Read the listing below and copy out every line that holds "cloud".

Stored data entries =>
>> Start

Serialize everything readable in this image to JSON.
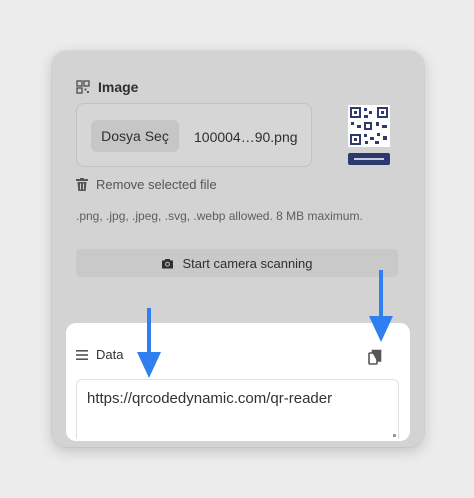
{
  "image_section": {
    "title": "Image",
    "file_button_label": "Dosya Seç",
    "file_name": "100004…90.png",
    "remove_label": "Remove selected file",
    "allowed_text": ".png, .jpg, .jpeg, .svg, .webp allowed. 8 MB maximum.",
    "camera_button_label": "Start camera scanning"
  },
  "data_section": {
    "title": "Data",
    "value": "https://qrcodedynamic.com/qr-reader"
  },
  "colors": {
    "arrow": "#2f7ff0",
    "card_bg": "#d3d3d3",
    "panel_bg": "#ffffff"
  }
}
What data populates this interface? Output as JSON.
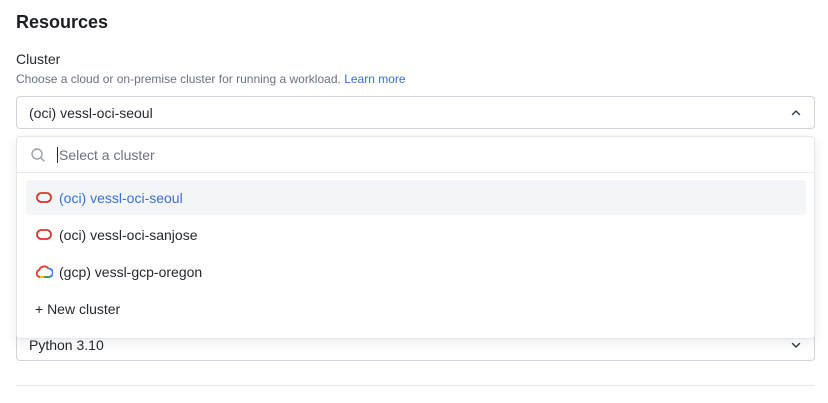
{
  "section": {
    "title": "Resources"
  },
  "cluster": {
    "label": "Cluster",
    "help_text": "Choose a cloud or on-premise cluster for running a workload.",
    "learn_more": "Learn more",
    "selected": "(oci) vessl-oci-seoul",
    "search_placeholder": "Select a cluster",
    "options": [
      {
        "label": "(oci) vessl-oci-seoul",
        "icon": "oracle-cloud-icon",
        "selected": true
      },
      {
        "label": "(oci) vessl-oci-sanjose",
        "icon": "oracle-cloud-icon",
        "selected": false
      },
      {
        "label": "(gcp) vessl-gcp-oregon",
        "icon": "google-cloud-icon",
        "selected": false
      }
    ],
    "new_cluster": "+ New cluster"
  },
  "python": {
    "selected": "Python 3.10"
  },
  "colors": {
    "accent": "#3b6fd8",
    "oracle_red": "#d9362b",
    "selected_bg": "#f3f5f9"
  }
}
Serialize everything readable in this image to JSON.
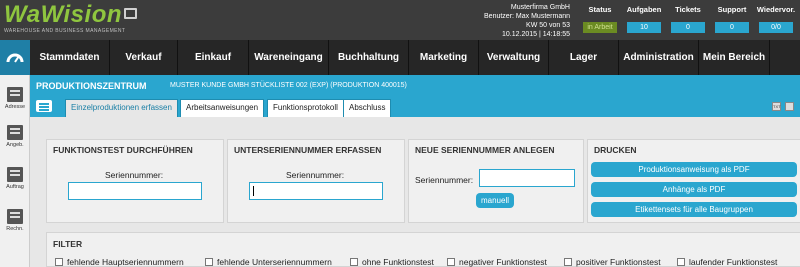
{
  "logo": {
    "text": "WaWision",
    "subtitle": "WAREHOUSE AND BUSINESS MANAGEMENT"
  },
  "user": {
    "company": "Musterfirma GmbH",
    "user_line": "Benutzer: Max Mustermann",
    "week": "KW 50 von 53",
    "datetime": "10.12.2015 | 14:18:55"
  },
  "stats": [
    {
      "label": "Status",
      "value": "in Arbeit"
    },
    {
      "label": "Aufgaben",
      "value": "10"
    },
    {
      "label": "Tickets",
      "value": "0"
    },
    {
      "label": "Support",
      "value": "0"
    },
    {
      "label": "Wiedervor.",
      "value": "0/0"
    }
  ],
  "nav": [
    "Stammdaten",
    "Verkauf",
    "Einkauf",
    "Wareneingang",
    "Buchhaltung",
    "Marketing",
    "Verwaltung",
    "Lager",
    "Administration",
    "Mein Bereich"
  ],
  "sidebar": [
    "Adresse",
    "Angeb.",
    "Auftrag",
    "Rechn."
  ],
  "page": {
    "title": "PRODUKTIONSZENTRUM",
    "subtitle": "MUSTER KUNDE GMBH STÜCKLISTE 002 (EXP) (PRODUKTION 400015)"
  },
  "tabs": [
    "Einzelproduktionen erfassen",
    "Arbeitsanweisungen",
    "Funktionsprotokoll",
    "Abschluss"
  ],
  "toolbar_icons": [
    "txt-icon",
    "print-icon"
  ],
  "panels": {
    "funktionstest": {
      "title": "FUNKTIONSTEST DURCHFÜHREN",
      "label": "Seriennummer:"
    },
    "unterserien": {
      "title": "UNTERSERIENNUMMER ERFASSEN",
      "label": "Seriennummer:"
    },
    "neue": {
      "title": "NEUE SERIENNUMMER ANLEGEN",
      "label": "Seriennummer:",
      "button": "manuell"
    },
    "drucken": {
      "title": "DRUCKEN",
      "buttons": [
        "Produktionsanweisung als PDF",
        "Anhänge als PDF",
        "Etikettensets für alle Baugruppen"
      ]
    }
  },
  "filter": {
    "title": "FILTER",
    "items": [
      "fehlende Hauptseriennummern",
      "fehlende Unterseriennummern",
      "ohne Funktionstest",
      "negativer Funktionstest",
      "positiver Funktionstest",
      "laufender Funktionstest"
    ]
  },
  "colors": {
    "accent": "#2aa6cf",
    "logo_green": "#8fc63f",
    "header": "#3c3c3c",
    "nav": "#262626"
  }
}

>> End

Worked answer =>
    "help_text": "Choose a cloud or on-premise cluster for running a workload.",
        "icon": "oracle-cloud-icon",
        "icon": "oracle-cloud-icon",
        "icon": "google-cloud-icon",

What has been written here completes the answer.